Segment Start: Records provided

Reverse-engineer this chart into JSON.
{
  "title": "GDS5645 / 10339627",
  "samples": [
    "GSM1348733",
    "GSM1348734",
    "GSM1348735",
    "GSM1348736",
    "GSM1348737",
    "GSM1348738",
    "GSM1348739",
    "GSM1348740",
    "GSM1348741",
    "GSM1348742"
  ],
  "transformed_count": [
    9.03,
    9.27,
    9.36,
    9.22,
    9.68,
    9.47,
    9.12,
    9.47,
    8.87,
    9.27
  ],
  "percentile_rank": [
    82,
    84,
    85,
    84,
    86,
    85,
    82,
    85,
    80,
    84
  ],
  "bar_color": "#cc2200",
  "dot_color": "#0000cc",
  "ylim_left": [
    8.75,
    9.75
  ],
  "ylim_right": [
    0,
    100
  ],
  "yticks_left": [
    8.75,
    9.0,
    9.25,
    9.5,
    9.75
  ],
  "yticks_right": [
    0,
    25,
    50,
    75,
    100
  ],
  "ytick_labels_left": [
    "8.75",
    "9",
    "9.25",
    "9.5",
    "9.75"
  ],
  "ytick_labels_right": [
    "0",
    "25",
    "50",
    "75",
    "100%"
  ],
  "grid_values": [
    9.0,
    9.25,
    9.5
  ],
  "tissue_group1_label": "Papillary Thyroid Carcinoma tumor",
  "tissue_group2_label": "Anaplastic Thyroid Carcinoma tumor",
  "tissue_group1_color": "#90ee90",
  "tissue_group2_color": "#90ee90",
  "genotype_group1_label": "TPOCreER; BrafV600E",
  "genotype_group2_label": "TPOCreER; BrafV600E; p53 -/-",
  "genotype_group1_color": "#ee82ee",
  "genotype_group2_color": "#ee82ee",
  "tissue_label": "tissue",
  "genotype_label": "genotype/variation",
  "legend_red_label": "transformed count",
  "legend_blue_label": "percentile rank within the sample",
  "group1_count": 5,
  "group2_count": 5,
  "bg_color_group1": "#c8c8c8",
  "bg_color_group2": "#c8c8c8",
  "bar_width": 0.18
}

Segment End: Records provided

Exercise description: Would it be possible to reproduce all the entries exactly as they appear above?

Answer space:
Reverse-engineer this chart into JSON.
{
  "title": "GDS5645 / 10339627",
  "samples": [
    "GSM1348733",
    "GSM1348734",
    "GSM1348735",
    "GSM1348736",
    "GSM1348737",
    "GSM1348738",
    "GSM1348739",
    "GSM1348740",
    "GSM1348741",
    "GSM1348742"
  ],
  "transformed_count": [
    9.03,
    9.27,
    9.36,
    9.22,
    9.68,
    9.47,
    9.12,
    9.47,
    8.87,
    9.27
  ],
  "percentile_rank": [
    82,
    84,
    85,
    84,
    86,
    85,
    82,
    85,
    80,
    84
  ],
  "bar_color": "#cc2200",
  "dot_color": "#0000cc",
  "ylim_left": [
    8.75,
    9.75
  ],
  "ylim_right": [
    0,
    100
  ],
  "yticks_left": [
    8.75,
    9.0,
    9.25,
    9.5,
    9.75
  ],
  "yticks_right": [
    0,
    25,
    50,
    75,
    100
  ],
  "ytick_labels_left": [
    "8.75",
    "9",
    "9.25",
    "9.5",
    "9.75"
  ],
  "ytick_labels_right": [
    "0",
    "25",
    "50",
    "75",
    "100%"
  ],
  "grid_values": [
    9.0,
    9.25,
    9.5
  ],
  "tissue_group1_label": "Papillary Thyroid Carcinoma tumor",
  "tissue_group2_label": "Anaplastic Thyroid Carcinoma tumor",
  "tissue_group1_color": "#90ee90",
  "tissue_group2_color": "#90ee90",
  "genotype_group1_label": "TPOCreER; BrafV600E",
  "genotype_group2_label": "TPOCreER; BrafV600E; p53 -/-",
  "genotype_group1_color": "#ee82ee",
  "genotype_group2_color": "#ee82ee",
  "tissue_label": "tissue",
  "genotype_label": "genotype/variation",
  "legend_red_label": "transformed count",
  "legend_blue_label": "percentile rank within the sample",
  "group1_count": 5,
  "group2_count": 5,
  "bg_color_group1": "#c8c8c8",
  "bg_color_group2": "#c8c8c8",
  "bar_width": 0.18
}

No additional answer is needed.